» Description of the task
Copy out every line exactly, passing over the pictures.

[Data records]
..........
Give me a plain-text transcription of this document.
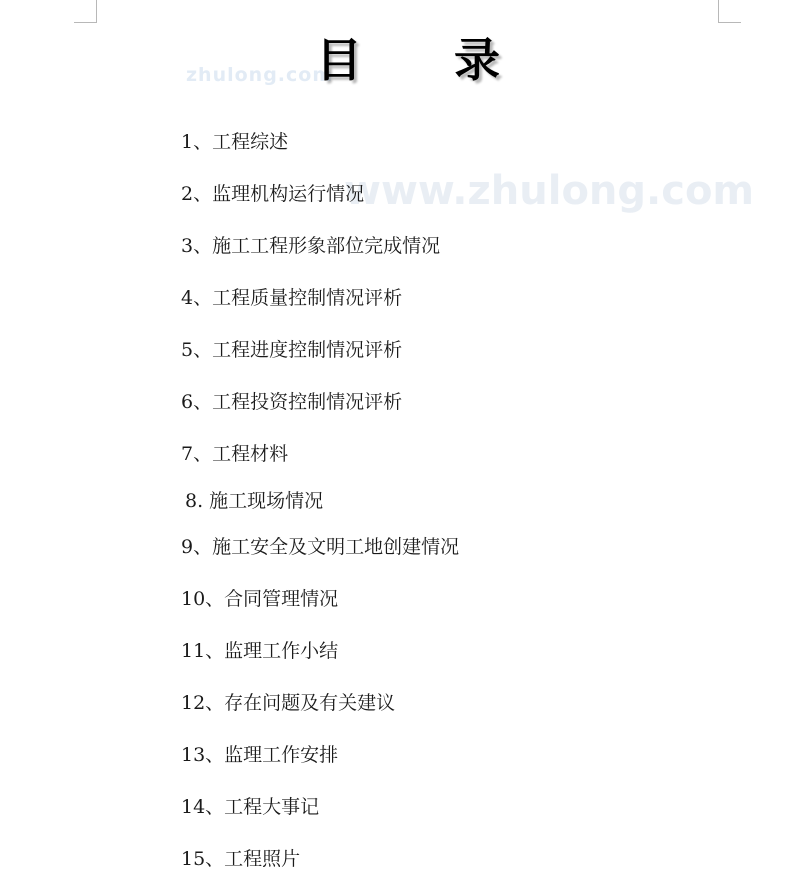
zhulong.com
www.zhulong.com
目 录
1、工程综述
2、监理机构运行情况
3、施工工程形象部位完成情况
4、工程质量控制情况评析
5、工程进度控制情况评析
6、工程投资控制情况评析
7、工程材料
8. 施工现场情况
9、施工安全及文明工地创建情况
10、合同管理情况
11、监理工作小结
12、存在问题及有关建议
13、监理工作安排
14、工程大事记
15、工程照片
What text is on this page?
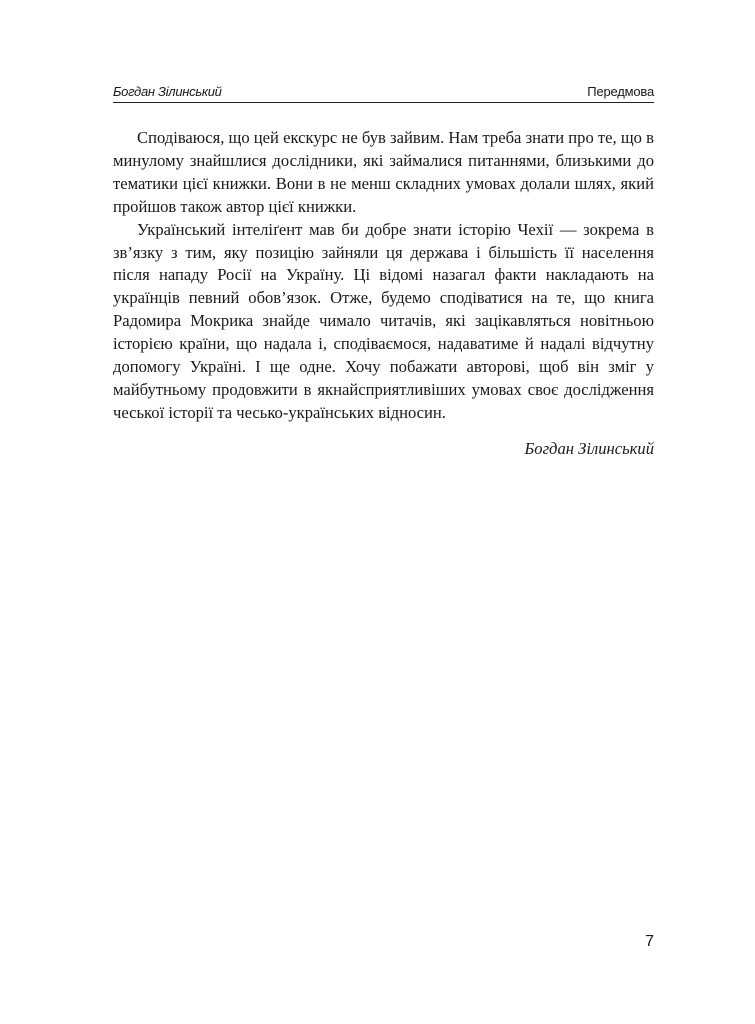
Богдан Зілинський	Передмова

Сподіваюся, що цей екскурс не був зайвим. Нам треба знати про те, що в минулому знайшлися дослідники, які займалися питаннями, близькими до тематики цієї книжки. Вони в не менш складних умовах долали шлях, який пройшов також автор цієї книжки.

Український інтеліґент мав би добре знати історію Чехії — зокрема в зв’язку з тим, яку позицію зайняли ця держава і більшість її населення після нападу Росії на Україну. Ці відомі назагал факти накладають на українців певний обов’язок. Отже, будемо сподіватися на те, що книга Радомира Мокрика знайде чимало читачів, які зацікавляться новітньою історією країни, що надала і, сподіваємося, надаватиме й надалі відчутну допомогу Україні. І ще одне. Хочу побажати авторові, щоб він зміг у майбутньому продовжити в якнайсприятливіших умовах своє дослідження чеської історії та чесько-українських відносин.

Богдан Зілинський
7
..........
» Solved exercise
Give me a plain-text transcription of this document.
zhulong.com
www.zhulong.com
目 录
1、工程综述
2、监理机构运行情况
3、施工工程形象部位完成情况
4、工程质量控制情况评析
5、工程进度控制情况评析
6、工程投资控制情况评析
7、工程材料
8. 施工现场情况
9、施工安全及文明工地创建情况
10、合同管理情况
11、监理工作小结
12、存在问题及有关建议
13、监理工作安排
14、工程大事记
15、工程照片
What text is on this page?
Богдан Зілинський	Передмова

Сподіваюся, що цей екскурс не був зайвим. Нам треба знати про те, що в минулому знайшлися дослідники, які займалися питаннями, близькими до тематики цієї книжки. Вони в не менш складних умовах долали шлях, який пройшов також автор цієї книжки.

Український інтеліґент мав би добре знати історію Чехії — зокрема в зв’язку з тим, яку позицію зайняли ця держава і більшість її населення після нападу Росії на Україну. Ці відомі назагал факти накладають на українців певний обов’язок. Отже, будемо сподіватися на те, що книга Радомира Мокрика знайде чимало читачів, які зацікавляться новітньою історією країни, що надала і, сподіваємося, надаватиме й надалі відчутну допомогу Україні. І ще одне. Хочу побажати авторові, щоб він зміг у майбутньому продовжити в якнайсприятливіших умовах своє дослідження чеської історії та чесько-українських відносин.

Богдан Зілинський
7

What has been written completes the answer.